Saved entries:
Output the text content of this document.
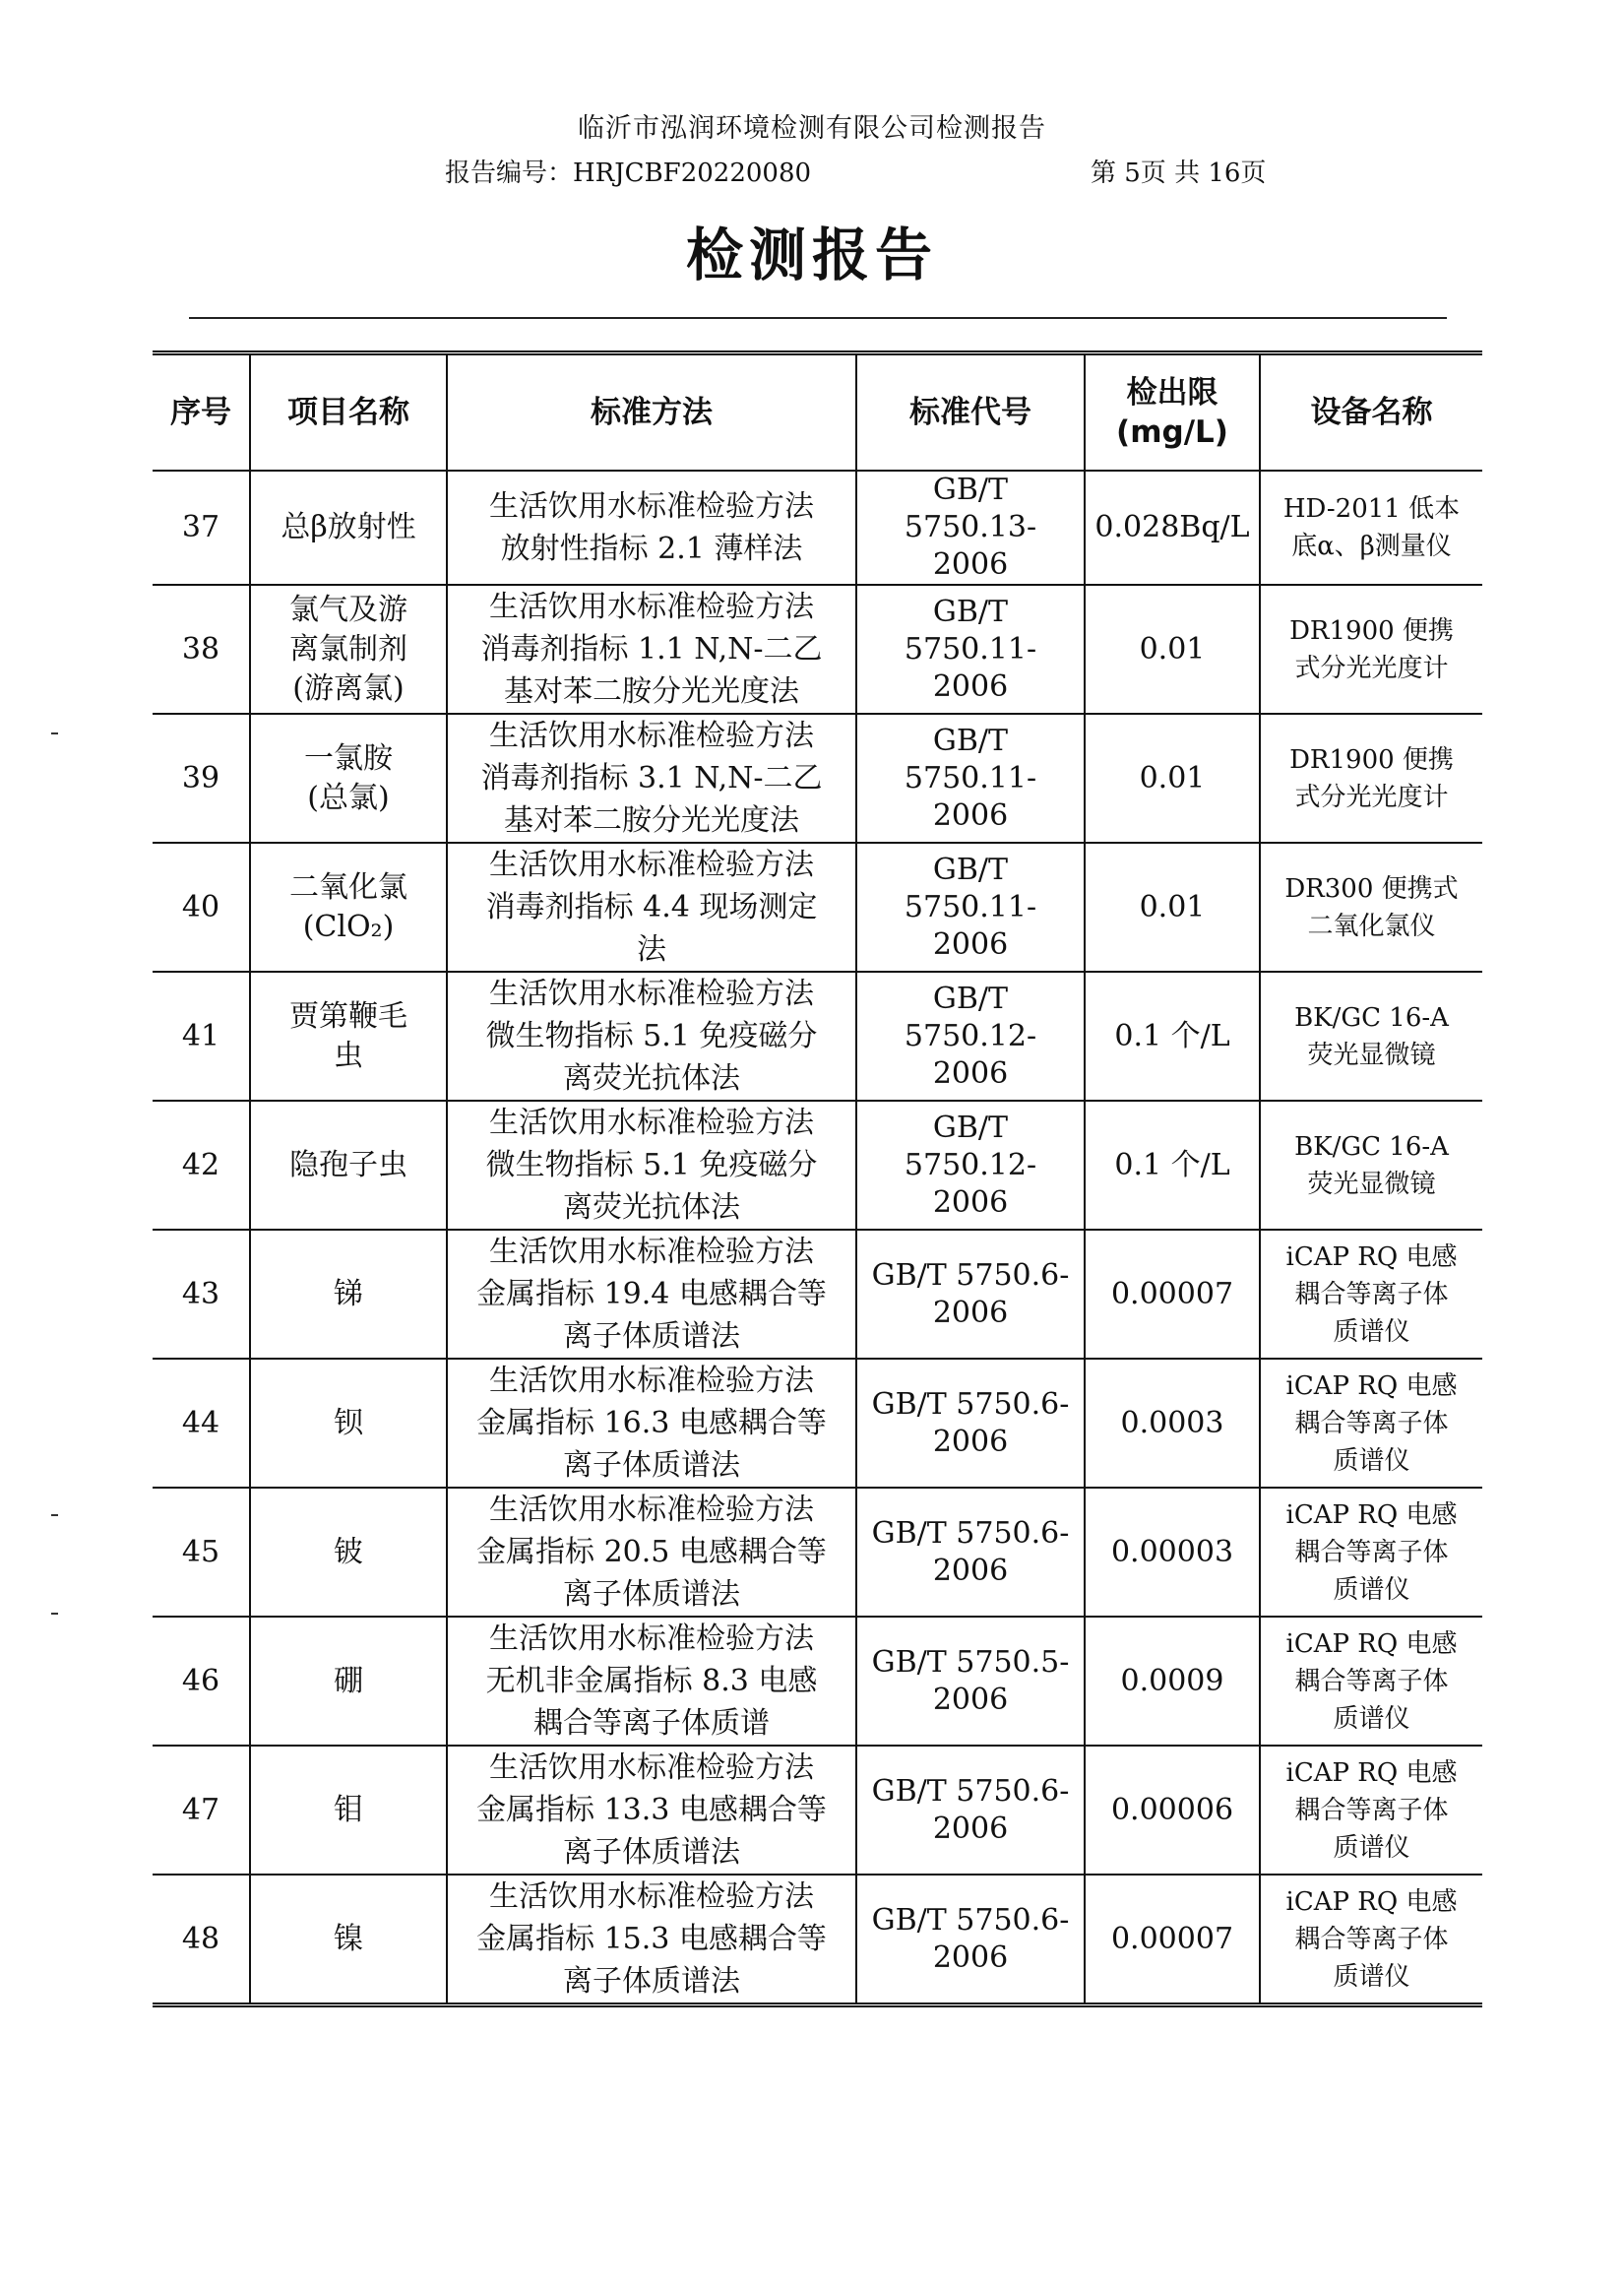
临沂市泓润环境检测有限公司检测报告
报告编号：HRJCBF20220080	第 5页 共 16页
检测报告
序号	项目名称	标准方法	标准代号	检出限
(mg/L)	设备名称
37	总β放射性	生活饮用水标准检验方法
放射性指标 2.1 薄样法	GB/T 5750.13-
2006	0.028Bq/L	HD-2011 低本
底α、β测量仪
38	氯气及游
离氯制剂
(游离氯)	生活饮用水标准检验方法
消毒剂指标 1.1 N,N-二乙
基对苯二胺分光光度法	GB/T 5750.11-
2006	0.01	DR1900 便携
式分光光度计
39	一氯胺
(总氯)	生活饮用水标准检验方法
消毒剂指标 3.1 N,N-二乙
基对苯二胺分光光度法	GB/T 5750.11-
2006	0.01	DR1900 便携
式分光光度计
40	二氧化氯
(ClO₂)	生活饮用水标准检验方法
消毒剂指标 4.4 现场测定
法	GB/T 5750.11-
2006	0.01	DR300 便携式
二氧化氯仪
41	贾第鞭毛
虫	生活饮用水标准检验方法
微生物指标 5.1 免疫磁分
离荧光抗体法	GB/T 5750.12-
2006	0.1 个/L	BK/GC 16-A
荧光显微镜
42	隐孢子虫	生活饮用水标准检验方法
微生物指标 5.1 免疫磁分
离荧光抗体法	GB/T 5750.12-
2006	0.1 个/L	BK/GC 16-A
荧光显微镜
43	锑	生活饮用水标准检验方法
金属指标 19.4 电感耦合等
离子体质谱法	GB/T 5750.6-
2006	0.00007	iCAP RQ 电感
耦合等离子体
质谱仪
44	钡	生活饮用水标准检验方法
金属指标 16.3 电感耦合等
离子体质谱法	GB/T 5750.6-
2006	0.0003	iCAP RQ 电感
耦合等离子体
质谱仪
45	铍	生活饮用水标准检验方法
金属指标 20.5 电感耦合等
离子体质谱法	GB/T 5750.6-
2006	0.00003	iCAP RQ 电感
耦合等离子体
质谱仪
46	硼	生活饮用水标准检验方法
无机非金属指标 8.3 电感
耦合等离子体质谱	GB/T 5750.5-
2006	0.0009	iCAP RQ 电感
耦合等离子体
质谱仪
47	钼	生活饮用水标准检验方法
金属指标 13.3 电感耦合等
离子体质谱法	GB/T 5750.6-
2006	0.00006	iCAP RQ 电感
耦合等离子体
质谱仪
48	镍	生活饮用水标准检验方法
金属指标 15.3 电感耦合等
离子体质谱法	GB/T 5750.6-
2006	0.00007	iCAP RQ 电感
耦合等离子体
质谱仪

• **What you are asked to do**
Copy the records exactly as they appear, excluding images.

• **The completed task**
Output the text content of this document.
临沂市泓润环境检测有限公司检测报告
报告编号：HRJCBF20220080	第 5页 共 16页
检测报告
序号	项目名称	标准方法	标准代号	检出限
(mg/L)	设备名称
37	总β放射性	生活饮用水标准检验方法
放射性指标 2.1 薄样法	GB/T 5750.13-
2006	0.028Bq/L	HD-2011 低本
底α、β测量仪
38	氯气及游
离氯制剂
(游离氯)	生活饮用水标准检验方法
消毒剂指标 1.1 N,N-二乙
基对苯二胺分光光度法	GB/T 5750.11-
2006	0.01	DR1900 便携
式分光光度计
39	一氯胺
(总氯)	生活饮用水标准检验方法
消毒剂指标 3.1 N,N-二乙
基对苯二胺分光光度法	GB/T 5750.11-
2006	0.01	DR1900 便携
式分光光度计
40	二氧化氯
(ClO₂)	生活饮用水标准检验方法
消毒剂指标 4.4 现场测定
法	GB/T 5750.11-
2006	0.01	DR300 便携式
二氧化氯仪
41	贾第鞭毛
虫	生活饮用水标准检验方法
微生物指标 5.1 免疫磁分
离荧光抗体法	GB/T 5750.12-
2006	0.1 个/L	BK/GC 16-A
荧光显微镜
42	隐孢子虫	生活饮用水标准检验方法
微生物指标 5.1 免疫磁分
离荧光抗体法	GB/T 5750.12-
2006	0.1 个/L	BK/GC 16-A
荧光显微镜
43	锑	生活饮用水标准检验方法
金属指标 19.4 电感耦合等
离子体质谱法	GB/T 5750.6-
2006	0.00007	iCAP RQ 电感
耦合等离子体
质谱仪
44	钡	生活饮用水标准检验方法
金属指标 16.3 电感耦合等
离子体质谱法	GB/T 5750.6-
2006	0.0003	iCAP RQ 电感
耦合等离子体
质谱仪
45	铍	生活饮用水标准检验方法
金属指标 20.5 电感耦合等
离子体质谱法	GB/T 5750.6-
2006	0.00003	iCAP RQ 电感
耦合等离子体
质谱仪
46	硼	生活饮用水标准检验方法
无机非金属指标 8.3 电感
耦合等离子体质谱	GB/T 5750.5-
2006	0.0009	iCAP RQ 电感
耦合等离子体
质谱仪
47	钼	生活饮用水标准检验方法
金属指标 13.3 电感耦合等
离子体质谱法	GB/T 5750.6-
2006	0.00006	iCAP RQ 电感
耦合等离子体
质谱仪
48	镍	生活饮用水标准检验方法
金属指标 15.3 电感耦合等
离子体质谱法	GB/T 5750.6-
2006	0.00007	iCAP RQ 电感
耦合等离子体
质谱仪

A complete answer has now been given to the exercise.